> [Stated task] Copy out all lines with the word "ostfriesischen" in them.

> [Records for the task]
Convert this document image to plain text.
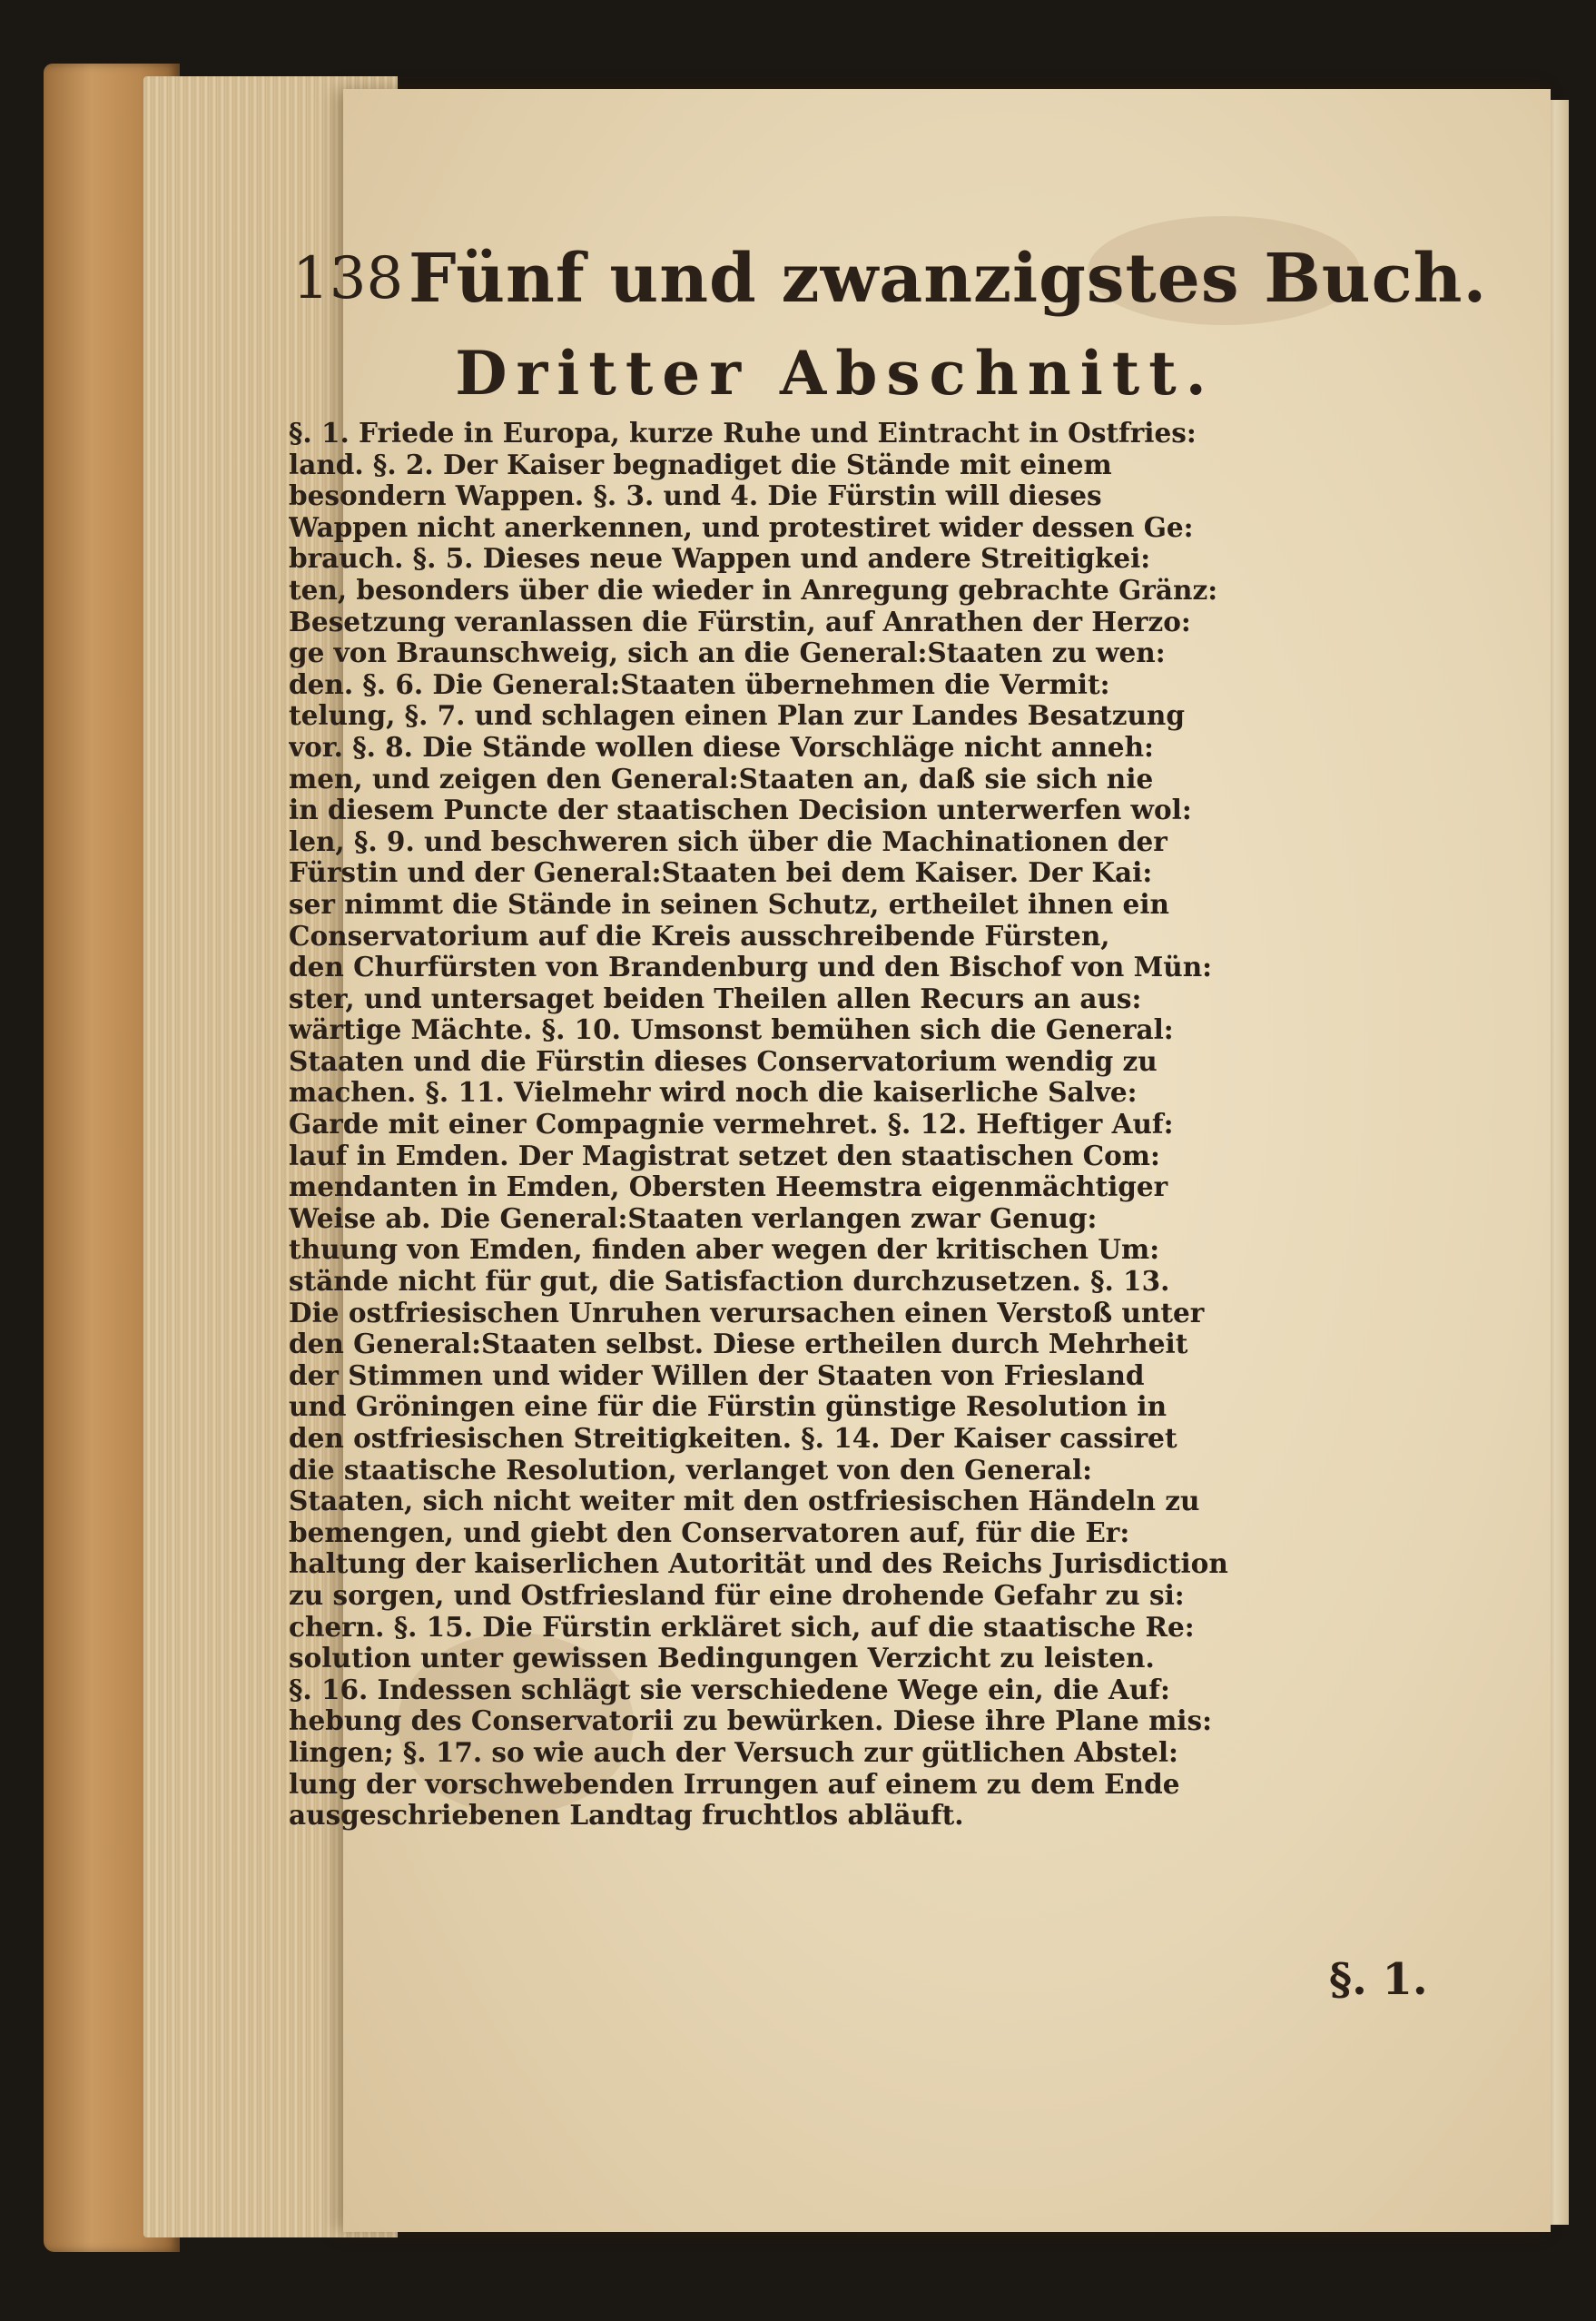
138 Fünf und zwanzigstes Buch.
Dritter Abschnitt.
§. 1. Friede in Europa, kurze Ruhe und Eintracht in Ostfries:
land. §. 2. Der Kaiser begnadiget die Stände mit einem
besondern Wappen. §. 3. und 4. Die Fürstin will dieses
Wappen nicht anerkennen, und protestiret wider dessen Ge:
brauch. §. 5. Dieses neue Wappen und andere Streitigkei:
ten, besonders über die wieder in Anregung gebrachte Gränz:
Besetzung veranlassen die Fürstin, auf Anrathen der Herzo:
ge von Braunschweig, sich an die General:Staaten zu wen:
den. §. 6. Die General:Staaten übernehmen die Vermit:
telung, §. 7. und schlagen einen Plan zur Landes Besatzung
vor. §. 8. Die Stände wollen diese Vorschläge nicht anneh:
men, und zeigen den General:Staaten an, daß sie sich nie
in diesem Puncte der staatischen Decision unterwerfen wol:
len, §. 9. und beschweren sich über die Machinationen der
Fürstin und der General:Staaten bei dem Kaiser. Der Kai:
ser nimmt die Stände in seinen Schutz, ertheilet ihnen ein
Conservatorium auf die Kreis ausschreibende Fürsten,
den Churfürsten von Brandenburg und den Bischof von Mün:
ster, und untersaget beiden Theilen allen Recurs an aus:
wärtige Mächte. §. 10. Umsonst bemühen sich die General:
Staaten und die Fürstin dieses Conservatorium wendig zu
machen. §. 11. Vielmehr wird noch die kaiserliche Salve:
Garde mit einer Compagnie vermehret. §. 12. Heftiger Auf:
lauf in Emden. Der Magistrat setzet den staatischen Com:
mendanten in Emden, Obersten Heemstra eigenmächtiger
Weise ab. Die General:Staaten verlangen zwar Genug:
thuung von Emden, finden aber wegen der kritischen Um:
stände nicht für gut, die Satisfaction durchzusetzen. §. 13.
Die ostfriesischen Unruhen verursachen einen Verstoß unter
den General:Staaten selbst. Diese ertheilen durch Mehrheit
der Stimmen und wider Willen der Staaten von Friesland
und Gröningen eine für die Fürstin günstige Resolution in
den ostfriesischen Streitigkeiten. §. 14. Der Kaiser cassiret
die staatische Resolution, verlanget von den General:
Staaten, sich nicht weiter mit den ostfriesischen Händeln zu
bemengen, und giebt den Conservatoren auf, für die Er:
haltung der kaiserlichen Autorität und des Reichs Jurisdiction
zu sorgen, und Ostfriesland für eine drohende Gefahr zu si:
chern. §. 15. Die Fürstin erkläret sich, auf die staatische Re:
solution unter gewissen Bedingungen Verzicht zu leisten.
§. 16. Indessen schlägt sie verschiedene Wege ein, die Auf:
hebung des Conservatorii zu bewürken. Diese ihre Plane mis:
lingen; §. 17. so wie auch der Versuch zur gütlichen Abstel:
lung der vorschwebenden Irrungen auf einem zu dem Ende
ausgeschriebenen Landtag fruchtlos abläuft.
§. 1.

> [Right answer]
Die ostfriesischen Unruhen verursachen einen Verstoß unter
den ostfriesischen Streitigkeiten. §. 14. Der Kaiser cassiret
Staaten, sich nicht weiter mit den ostfriesischen Händeln zu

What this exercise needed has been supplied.